TASK TO CARRY OUT: Your task is to retype each line of the data below exactly.
Start ENTRIES PROVIDED
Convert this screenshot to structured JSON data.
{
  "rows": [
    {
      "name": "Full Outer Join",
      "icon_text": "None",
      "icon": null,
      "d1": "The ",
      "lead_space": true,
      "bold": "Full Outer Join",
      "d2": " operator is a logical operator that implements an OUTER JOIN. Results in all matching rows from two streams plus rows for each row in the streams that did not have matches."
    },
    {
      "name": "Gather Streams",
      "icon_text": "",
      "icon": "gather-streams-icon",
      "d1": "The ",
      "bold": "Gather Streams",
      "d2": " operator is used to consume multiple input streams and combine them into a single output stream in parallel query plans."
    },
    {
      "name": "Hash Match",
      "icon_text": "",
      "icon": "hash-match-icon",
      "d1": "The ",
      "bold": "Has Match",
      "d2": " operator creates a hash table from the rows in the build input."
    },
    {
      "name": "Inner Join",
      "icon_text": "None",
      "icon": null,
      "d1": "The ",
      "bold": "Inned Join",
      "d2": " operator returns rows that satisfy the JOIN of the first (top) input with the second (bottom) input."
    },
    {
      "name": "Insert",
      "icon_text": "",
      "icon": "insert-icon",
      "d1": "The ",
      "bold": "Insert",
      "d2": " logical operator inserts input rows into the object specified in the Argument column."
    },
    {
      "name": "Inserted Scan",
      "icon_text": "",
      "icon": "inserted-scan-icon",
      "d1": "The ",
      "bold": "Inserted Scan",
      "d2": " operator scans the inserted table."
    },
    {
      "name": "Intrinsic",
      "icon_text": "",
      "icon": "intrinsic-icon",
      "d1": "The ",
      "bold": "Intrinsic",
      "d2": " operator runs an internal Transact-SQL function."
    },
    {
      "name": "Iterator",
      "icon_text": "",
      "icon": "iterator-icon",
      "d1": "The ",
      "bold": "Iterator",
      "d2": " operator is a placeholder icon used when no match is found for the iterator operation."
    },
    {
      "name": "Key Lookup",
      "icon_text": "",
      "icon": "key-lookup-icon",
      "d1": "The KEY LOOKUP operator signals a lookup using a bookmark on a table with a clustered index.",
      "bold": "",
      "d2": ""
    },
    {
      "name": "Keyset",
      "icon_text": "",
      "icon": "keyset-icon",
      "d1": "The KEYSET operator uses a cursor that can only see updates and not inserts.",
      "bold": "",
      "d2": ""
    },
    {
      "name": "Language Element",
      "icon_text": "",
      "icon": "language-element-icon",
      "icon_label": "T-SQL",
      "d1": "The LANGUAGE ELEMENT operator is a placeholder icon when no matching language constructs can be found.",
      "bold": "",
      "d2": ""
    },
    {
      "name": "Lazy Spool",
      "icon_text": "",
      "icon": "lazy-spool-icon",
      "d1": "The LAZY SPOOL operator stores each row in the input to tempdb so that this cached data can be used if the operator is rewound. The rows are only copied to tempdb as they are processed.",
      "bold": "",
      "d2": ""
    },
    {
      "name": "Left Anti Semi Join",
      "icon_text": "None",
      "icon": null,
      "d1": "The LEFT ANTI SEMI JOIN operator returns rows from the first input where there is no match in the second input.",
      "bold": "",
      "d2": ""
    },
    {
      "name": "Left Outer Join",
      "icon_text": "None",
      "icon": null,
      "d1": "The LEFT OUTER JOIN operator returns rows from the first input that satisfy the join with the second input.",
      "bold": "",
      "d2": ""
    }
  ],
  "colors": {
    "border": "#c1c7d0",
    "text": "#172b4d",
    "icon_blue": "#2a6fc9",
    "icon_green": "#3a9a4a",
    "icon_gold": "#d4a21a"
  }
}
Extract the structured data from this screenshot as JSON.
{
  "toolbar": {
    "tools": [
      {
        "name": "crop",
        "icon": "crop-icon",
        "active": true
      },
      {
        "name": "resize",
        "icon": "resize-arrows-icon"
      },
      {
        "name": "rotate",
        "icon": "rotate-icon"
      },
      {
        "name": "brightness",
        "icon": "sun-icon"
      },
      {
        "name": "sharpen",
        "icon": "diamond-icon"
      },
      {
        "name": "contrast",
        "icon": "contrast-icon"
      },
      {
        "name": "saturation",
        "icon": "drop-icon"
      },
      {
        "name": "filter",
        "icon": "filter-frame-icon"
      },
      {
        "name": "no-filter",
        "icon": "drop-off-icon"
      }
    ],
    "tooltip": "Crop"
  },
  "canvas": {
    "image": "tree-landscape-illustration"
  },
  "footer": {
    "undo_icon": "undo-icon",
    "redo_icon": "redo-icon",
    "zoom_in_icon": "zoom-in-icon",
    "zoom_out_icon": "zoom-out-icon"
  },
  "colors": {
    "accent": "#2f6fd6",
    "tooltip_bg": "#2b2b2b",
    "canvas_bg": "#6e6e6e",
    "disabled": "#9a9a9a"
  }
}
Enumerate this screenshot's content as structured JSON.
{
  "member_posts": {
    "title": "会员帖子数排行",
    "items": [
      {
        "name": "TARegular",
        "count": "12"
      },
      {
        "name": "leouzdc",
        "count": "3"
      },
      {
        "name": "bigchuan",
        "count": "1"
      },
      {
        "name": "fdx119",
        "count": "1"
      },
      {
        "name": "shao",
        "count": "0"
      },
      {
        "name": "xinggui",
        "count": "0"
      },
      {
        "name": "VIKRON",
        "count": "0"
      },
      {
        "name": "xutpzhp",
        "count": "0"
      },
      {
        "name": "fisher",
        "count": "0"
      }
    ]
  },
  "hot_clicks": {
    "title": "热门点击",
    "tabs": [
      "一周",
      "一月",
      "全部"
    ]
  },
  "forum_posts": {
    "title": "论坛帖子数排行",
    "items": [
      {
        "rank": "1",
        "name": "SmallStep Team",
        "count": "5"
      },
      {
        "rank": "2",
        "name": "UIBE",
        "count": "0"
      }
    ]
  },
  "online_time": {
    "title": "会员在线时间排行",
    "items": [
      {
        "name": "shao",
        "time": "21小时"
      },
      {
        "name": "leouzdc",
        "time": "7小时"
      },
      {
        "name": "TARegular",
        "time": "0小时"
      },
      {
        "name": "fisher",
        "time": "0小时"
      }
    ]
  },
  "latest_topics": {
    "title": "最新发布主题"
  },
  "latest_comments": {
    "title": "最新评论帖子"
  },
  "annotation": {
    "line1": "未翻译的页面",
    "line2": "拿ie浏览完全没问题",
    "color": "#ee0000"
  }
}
End ENTRIES PROVIDED
RESPONSE TO THE EXERCISE:
Convert this screenshot to structured JSON data.
{
  "rows": [
    {
      "name": "Full Outer Join",
      "icon_text": "None",
      "icon": null,
      "d1": "The ",
      "lead_space": true,
      "bold": "Full Outer Join",
      "d2": " operator is a logical operator that implements an OUTER JOIN. Results in all matching rows from two streams plus rows for each row in the streams that did not have matches."
    },
    {
      "name": "Gather Streams",
      "icon_text": "",
      "icon": "gather-streams-icon",
      "d1": "The ",
      "bold": "Gather Streams",
      "d2": " operator is used to consume multiple input streams and combine them into a single output stream in parallel query plans."
    },
    {
      "name": "Hash Match",
      "icon_text": "",
      "icon": "hash-match-icon",
      "d1": "The ",
      "bold": "Has Match",
      "d2": " operator creates a hash table from the rows in the build input."
    },
    {
      "name": "Inner Join",
      "icon_text": "None",
      "icon": null,
      "d1": "The ",
      "bold": "Inned Join",
      "d2": " operator returns rows that satisfy the JOIN of the first (top) input with the second (bottom) input."
    },
    {
      "name": "Insert",
      "icon_text": "",
      "icon": "insert-icon",
      "d1": "The ",
      "bold": "Insert",
      "d2": " logical operator inserts input rows into the object specified in the Argument column."
    },
    {
      "name": "Inserted Scan",
      "icon_text": "",
      "icon": "inserted-scan-icon",
      "d1": "The ",
      "bold": "Inserted Scan",
      "d2": " operator scans the inserted table."
    },
    {
      "name": "Intrinsic",
      "icon_text": "",
      "icon": "intrinsic-icon",
      "d1": "The ",
      "bold": "Intrinsic",
      "d2": " operator runs an internal Transact-SQL function."
    },
    {
      "name": "Iterator",
      "icon_text": "",
      "icon": "iterator-icon",
      "d1": "The ",
      "bold": "Iterator",
      "d2": " operator is a placeholder icon used when no match is found for the iterator operation."
    },
    {
      "name": "Key Lookup",
      "icon_text": "",
      "icon": "key-lookup-icon",
      "d1": "The KEY LOOKUP operator signals a lookup using a bookmark on a table with a clustered index.",
      "bold": "",
      "d2": ""
    },
    {
      "name": "Keyset",
      "icon_text": "",
      "icon": "keyset-icon",
      "d1": "The KEYSET operator uses a cursor that can only see updates and not inserts.",
      "bold": "",
      "d2": ""
    },
    {
      "name": "Language Element",
      "icon_text": "",
      "icon": "language-element-icon",
      "icon_label": "T-SQL",
      "d1": "The LANGUAGE ELEMENT operator is a placeholder icon when no matching language constructs can be found.",
      "bold": "",
      "d2": ""
    },
    {
      "name": "Lazy Spool",
      "icon_text": "",
      "icon": "lazy-spool-icon",
      "d1": "The LAZY SPOOL operator stores each row in the input to tempdb so that this cached data can be used if the operator is rewound. The rows are only copied to tempdb as they are processed.",
      "bold": "",
      "d2": ""
    },
    {
      "name": "Left Anti Semi Join",
      "icon_text": "None",
      "icon": null,
      "d1": "The LEFT ANTI SEMI JOIN operator returns rows from the first input where there is no match in the second input.",
      "bold": "",
      "d2": ""
    },
    {
      "name": "Left Outer Join",
      "icon_text": "None",
      "icon": null,
      "d1": "The LEFT OUTER JOIN operator returns rows from the first input that satisfy the join with the second input.",
      "bold": "",
      "d2": ""
    }
  ],
  "colors": {
    "border": "#c1c7d0",
    "text": "#172b4d",
    "icon_blue": "#2a6fc9",
    "icon_green": "#3a9a4a",
    "icon_gold": "#d4a21a"
  }
}
Extract the structured data from this screenshot as JSON.
{
  "toolbar": {
    "tools": [
      {
        "name": "crop",
        "icon": "crop-icon",
        "active": true
      },
      {
        "name": "resize",
        "icon": "resize-arrows-icon"
      },
      {
        "name": "rotate",
        "icon": "rotate-icon"
      },
      {
        "name": "brightness",
        "icon": "sun-icon"
      },
      {
        "name": "sharpen",
        "icon": "diamond-icon"
      },
      {
        "name": "contrast",
        "icon": "contrast-icon"
      },
      {
        "name": "saturation",
        "icon": "drop-icon"
      },
      {
        "name": "filter",
        "icon": "filter-frame-icon"
      },
      {
        "name": "no-filter",
        "icon": "drop-off-icon"
      }
    ],
    "tooltip": "Crop"
  },
  "canvas": {
    "image": "tree-landscape-illustration"
  },
  "footer": {
    "undo_icon": "undo-icon",
    "redo_icon": "redo-icon",
    "zoom_in_icon": "zoom-in-icon",
    "zoom_out_icon": "zoom-out-icon"
  },
  "colors": {
    "accent": "#2f6fd6",
    "tooltip_bg": "#2b2b2b",
    "canvas_bg": "#6e6e6e",
    "disabled": "#9a9a9a"
  }
}
Enumerate this screenshot's content as structured JSON.
{
  "member_posts": {
    "title": "会员帖子数排行",
    "items": [
      {
        "name": "TARegular",
        "count": "12"
      },
      {
        "name": "leouzdc",
        "count": "3"
      },
      {
        "name": "bigchuan",
        "count": "1"
      },
      {
        "name": "fdx119",
        "count": "1"
      },
      {
        "name": "shao",
        "count": "0"
      },
      {
        "name": "xinggui",
        "count": "0"
      },
      {
        "name": "VIKRON",
        "count": "0"
      },
      {
        "name": "xutpzhp",
        "count": "0"
      },
      {
        "name": "fisher",
        "count": "0"
      }
    ]
  },
  "hot_clicks": {
    "title": "热门点击",
    "tabs": [
      "一周",
      "一月",
      "全部"
    ]
  },
  "forum_posts": {
    "title": "论坛帖子数排行",
    "items": [
      {
        "rank": "1",
        "name": "SmallStep Team",
        "count": "5"
      },
      {
        "rank": "2",
        "name": "UIBE",
        "count": "0"
      }
    ]
  },
  "online_time": {
    "title": "会员在线时间排行",
    "items": [
      {
        "name": "shao",
        "time": "21小时"
      },
      {
        "name": "leouzdc",
        "time": "7小时"
      },
      {
        "name": "TARegular",
        "time": "0小时"
      },
      {
        "name": "fisher",
        "time": "0小时"
      }
    ]
  },
  "latest_topics": {
    "title": "最新发布主题"
  },
  "latest_comments": {
    "title": "最新评论帖子"
  },
  "annotation": {
    "line1": "未翻译的页面",
    "line2": "拿ie浏览完全没问题",
    "color": "#ee0000"
  }
}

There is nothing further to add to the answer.